Copy out each line of the material below that holds the string "JSON".

BEGIN EXTRACTED ENTRIES

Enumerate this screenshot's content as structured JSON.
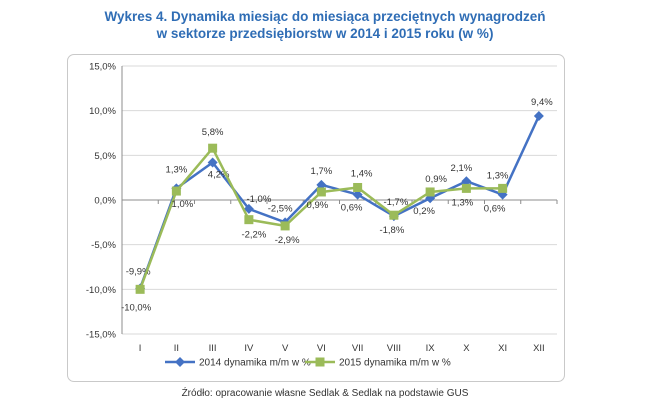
{
  "chart_data": {
    "type": "line",
    "title_line1": "Wykres 4. Dynamika miesiąc do miesiąca przeciętnych wynagrodzeń",
    "title_line2": "w sektorze przedsiębiorstw w 2014 i 2015 roku (w %)",
    "categories": [
      "I",
      "II",
      "III",
      "IV",
      "V",
      "VI",
      "VII",
      "VIII",
      "IX",
      "X",
      "XI",
      "XII"
    ],
    "ylim": [
      -15,
      15
    ],
    "yticks": [
      15,
      10,
      5,
      0,
      -5,
      -10,
      -15
    ],
    "ytick_labels": [
      "15,0%",
      "10,0%",
      "5,0%",
      "0,0%",
      "-5,0%",
      "-10,0%",
      "-15,0%"
    ],
    "grid": true,
    "legend_position": "bottom",
    "series": [
      {
        "name": "2014 dynamika m/m w %",
        "color": "#4472c4",
        "marker": "diamond",
        "values": [
          -9.9,
          1.3,
          4.2,
          -1.0,
          -2.5,
          1.7,
          0.6,
          -1.8,
          0.2,
          2.1,
          0.6,
          9.4
        ],
        "labels": [
          "-9,9%",
          "1,3%",
          "4,2%",
          "-1,0%",
          "-2,5%",
          "1,7%",
          "0,6%",
          "-1,8%",
          "0,2%",
          "2,1%",
          "0,6%",
          "9,4%"
        ]
      },
      {
        "name": "2015 dynamika m/m w %",
        "color": "#9bbb59",
        "marker": "square",
        "values": [
          -10.0,
          1.0,
          5.8,
          -2.2,
          -2.9,
          0.9,
          1.4,
          -1.7,
          0.9,
          1.3,
          1.3,
          null
        ],
        "labels": [
          "-10,0%",
          "1,0%",
          "5,8%",
          "-2,2%",
          "-2,9%",
          "0,9%",
          "1,4%",
          "-1,7%",
          "0,9%",
          "1,3%",
          "1,3%",
          ""
        ]
      }
    ]
  },
  "source": "Źródło: opracowanie własne Sedlak & Sedlak na podstawie GUS"
}
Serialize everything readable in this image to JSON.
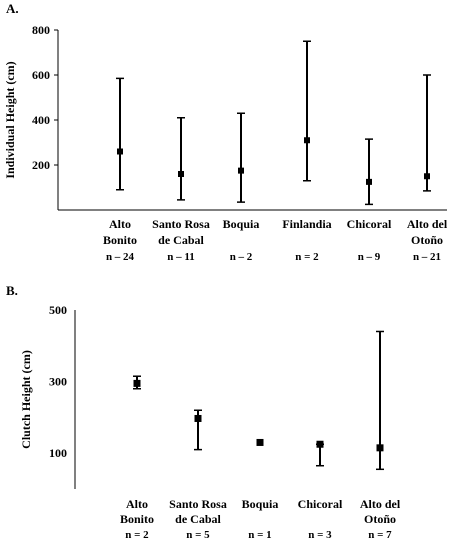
{
  "chart_data": [
    {
      "panel_label": "A.",
      "type": "scatter",
      "ylabel": "Individual  Height (cm)",
      "ylim": [
        0,
        800
      ],
      "yticks": [
        200,
        400,
        600,
        800
      ],
      "grid": false,
      "categories": [
        {
          "lines": [
            "Alto",
            "Bonito"
          ],
          "n": "n – 24",
          "center": 260,
          "low": 90,
          "high": 585
        },
        {
          "lines": [
            "Santo Rosa",
            "de Cabal"
          ],
          "n": "n – 11",
          "center": 160,
          "low": 45,
          "high": 410
        },
        {
          "lines": [
            "Boquia"
          ],
          "n": "n – 2",
          "center": 175,
          "low": 35,
          "high": 430
        },
        {
          "lines": [
            "Finlandia"
          ],
          "n": "n = 2",
          "center": 310,
          "low": 130,
          "high": 750
        },
        {
          "lines": [
            "Chicoral"
          ],
          "n": "n – 9",
          "center": 125,
          "low": 25,
          "high": 315
        },
        {
          "lines": [
            "Alto del",
            "Otoño"
          ],
          "n": "n – 21",
          "center": 150,
          "low": 85,
          "high": 600
        }
      ]
    },
    {
      "panel_label": "B.",
      "type": "scatter",
      "ylabel": "Clutch Height (cm)",
      "ylim": [
        0,
        500
      ],
      "yticks": [
        100,
        300,
        500
      ],
      "grid": false,
      "categories": [
        {
          "lines": [
            "Alto",
            "Bonito"
          ],
          "n": "n = 2",
          "center": 295,
          "low": 280,
          "high": 315
        },
        {
          "lines": [
            "Santo Rosa",
            "de Cabal"
          ],
          "n": "n = 5",
          "center": 197,
          "low": 110,
          "high": 220
        },
        {
          "lines": [
            "Boquia"
          ],
          "n": "n = 1",
          "center": 130,
          "low": 130,
          "high": 130
        },
        {
          "lines": [
            "Chicoral"
          ],
          "n": "n = 3",
          "center": 125,
          "low": 65,
          "high": 125
        },
        {
          "lines": [
            "Alto del",
            "Otoño"
          ],
          "n": "n = 7",
          "center": 115,
          "low": 55,
          "high": 440
        }
      ]
    }
  ]
}
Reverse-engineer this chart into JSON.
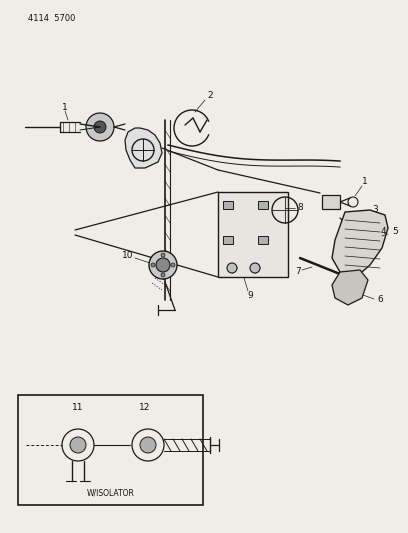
{
  "title": "4114  5700",
  "background_color": "#f0ede8",
  "line_color": "#1a1a1a",
  "text_color": "#111111",
  "fig_width": 4.08,
  "fig_height": 5.33,
  "dpi": 100
}
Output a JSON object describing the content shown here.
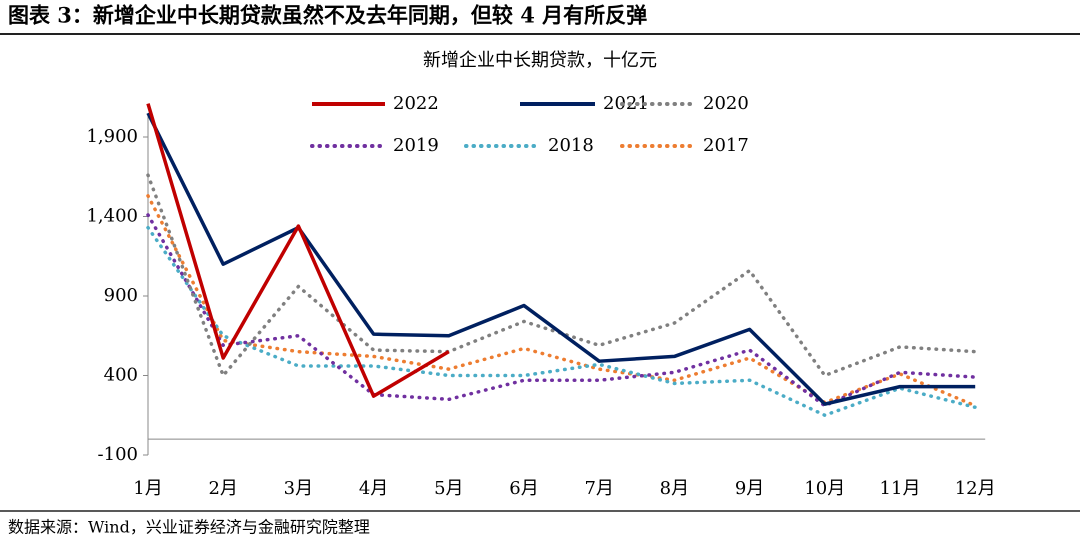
{
  "header": {
    "title": "图表 3：新增企业中长期贷款虽然不及去年同期，但较 4 月有所反弹"
  },
  "source": "数据来源：Wind，兴业证券经济与金融研究院整理",
  "chart_data": {
    "type": "line",
    "title": "新增企业中长期贷款，十亿元",
    "categories": [
      "1月",
      "2月",
      "3月",
      "4月",
      "5月",
      "6月",
      "7月",
      "8月",
      "9月",
      "10月",
      "11月",
      "12月"
    ],
    "ylim": [
      -100,
      2300
    ],
    "yticks": [
      -100,
      400,
      900,
      {
        "value": 1400,
        "label": "1,400"
      },
      {
        "value": 1900,
        "label": "1,900"
      }
    ],
    "grid": false,
    "series": [
      {
        "name": "2022",
        "color": "#c00000",
        "style": "solid",
        "values": [
          2110,
          510,
          1340,
          270,
          550,
          null,
          null,
          null,
          null,
          null,
          null,
          null
        ]
      },
      {
        "name": "2021",
        "color": "#002060",
        "style": "solid",
        "values": [
          2050,
          1100,
          1330,
          660,
          650,
          840,
          490,
          520,
          690,
          220,
          330,
          330
        ]
      },
      {
        "name": "2020",
        "color": "#808080",
        "style": "dotted",
        "values": [
          1660,
          400,
          960,
          560,
          550,
          740,
          590,
          730,
          1060,
          400,
          580,
          550
        ]
      },
      {
        "name": "2019",
        "color": "#7030a0",
        "style": "dotted",
        "values": [
          1410,
          590,
          650,
          280,
          250,
          370,
          370,
          420,
          560,
          210,
          420,
          390
        ]
      },
      {
        "name": "2018",
        "color": "#4bacc6",
        "style": "dotted",
        "values": [
          1330,
          650,
          460,
          460,
          400,
          400,
          470,
          350,
          370,
          150,
          320,
          200
        ]
      },
      {
        "name": "2017",
        "color": "#ed7d31",
        "style": "dotted",
        "values": [
          1530,
          620,
          550,
          520,
          440,
          570,
          440,
          370,
          510,
          230,
          410,
          210
        ]
      }
    ]
  }
}
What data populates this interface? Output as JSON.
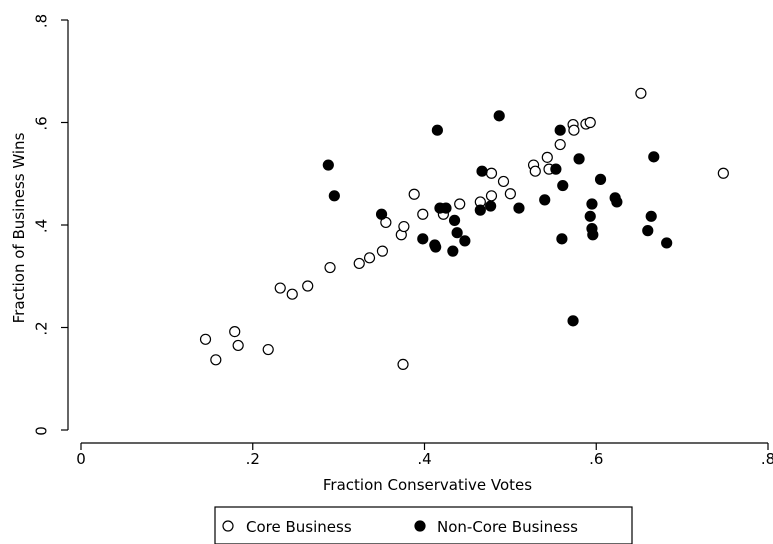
{
  "chart_data": {
    "type": "scatter",
    "xlabel": "Fraction Conservative Votes",
    "ylabel": "Fraction of Business Wins",
    "xlim": [
      0,
      0.8
    ],
    "ylim": [
      0,
      0.8
    ],
    "x_ticks": [
      {
        "value": 0,
        "label": "0"
      },
      {
        "value": 0.2,
        "label": ".2"
      },
      {
        "value": 0.4,
        "label": ".4"
      },
      {
        "value": 0.6,
        "label": ".6"
      },
      {
        "value": 0.8,
        "label": ".8"
      }
    ],
    "y_ticks": [
      {
        "value": 0,
        "label": "0"
      },
      {
        "value": 0.2,
        "label": ".2"
      },
      {
        "value": 0.4,
        "label": ".4"
      },
      {
        "value": 0.6,
        "label": ".6"
      },
      {
        "value": 0.8,
        "label": ".8"
      }
    ],
    "grid": false,
    "legend": {
      "position": "bottom"
    },
    "series": [
      {
        "name": "Core Business",
        "marker": "hollow-circle",
        "points": [
          [
            0.145,
            0.177
          ],
          [
            0.157,
            0.137
          ],
          [
            0.179,
            0.192
          ],
          [
            0.183,
            0.165
          ],
          [
            0.218,
            0.157
          ],
          [
            0.232,
            0.277
          ],
          [
            0.246,
            0.265
          ],
          [
            0.264,
            0.281
          ],
          [
            0.29,
            0.317
          ],
          [
            0.324,
            0.325
          ],
          [
            0.336,
            0.336
          ],
          [
            0.351,
            0.349
          ],
          [
            0.355,
            0.405
          ],
          [
            0.373,
            0.381
          ],
          [
            0.376,
            0.397
          ],
          [
            0.375,
            0.128
          ],
          [
            0.388,
            0.46
          ],
          [
            0.398,
            0.421
          ],
          [
            0.419,
            0.432
          ],
          [
            0.422,
            0.421
          ],
          [
            0.441,
            0.441
          ],
          [
            0.465,
            0.445
          ],
          [
            0.478,
            0.457
          ],
          [
            0.478,
            0.501
          ],
          [
            0.492,
            0.485
          ],
          [
            0.5,
            0.461
          ],
          [
            0.527,
            0.517
          ],
          [
            0.529,
            0.505
          ],
          [
            0.543,
            0.532
          ],
          [
            0.545,
            0.509
          ],
          [
            0.558,
            0.557
          ],
          [
            0.573,
            0.596
          ],
          [
            0.574,
            0.585
          ],
          [
            0.588,
            0.597
          ],
          [
            0.593,
            0.6
          ],
          [
            0.652,
            0.657
          ],
          [
            0.748,
            0.501
          ]
        ]
      },
      {
        "name": "Non-Core Business",
        "marker": "solid-circle",
        "points": [
          [
            0.288,
            0.517
          ],
          [
            0.295,
            0.457
          ],
          [
            0.35,
            0.421
          ],
          [
            0.398,
            0.373
          ],
          [
            0.412,
            0.361
          ],
          [
            0.413,
            0.357
          ],
          [
            0.415,
            0.585
          ],
          [
            0.418,
            0.433
          ],
          [
            0.425,
            0.433
          ],
          [
            0.433,
            0.349
          ],
          [
            0.435,
            0.409
          ],
          [
            0.438,
            0.385
          ],
          [
            0.447,
            0.369
          ],
          [
            0.465,
            0.429
          ],
          [
            0.467,
            0.505
          ],
          [
            0.477,
            0.437
          ],
          [
            0.487,
            0.613
          ],
          [
            0.51,
            0.433
          ],
          [
            0.54,
            0.449
          ],
          [
            0.553,
            0.509
          ],
          [
            0.558,
            0.585
          ],
          [
            0.56,
            0.373
          ],
          [
            0.561,
            0.477
          ],
          [
            0.573,
            0.213
          ],
          [
            0.58,
            0.529
          ],
          [
            0.593,
            0.417
          ],
          [
            0.595,
            0.441
          ],
          [
            0.595,
            0.393
          ],
          [
            0.596,
            0.381
          ],
          [
            0.605,
            0.489
          ],
          [
            0.622,
            0.453
          ],
          [
            0.624,
            0.445
          ],
          [
            0.66,
            0.389
          ],
          [
            0.664,
            0.417
          ],
          [
            0.667,
            0.533
          ],
          [
            0.682,
            0.365
          ]
        ]
      }
    ]
  }
}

END EXTRACTED ENTRIES

### WRITTEN RESPONSE
Enumerate this screenshot's content as structured JSON.
Serialize everything readable in this image to JSON.
Reverse-engineer this chart into JSON.
Output a JSON object describing the content shown here.
What data populates this interface? Output as JSON.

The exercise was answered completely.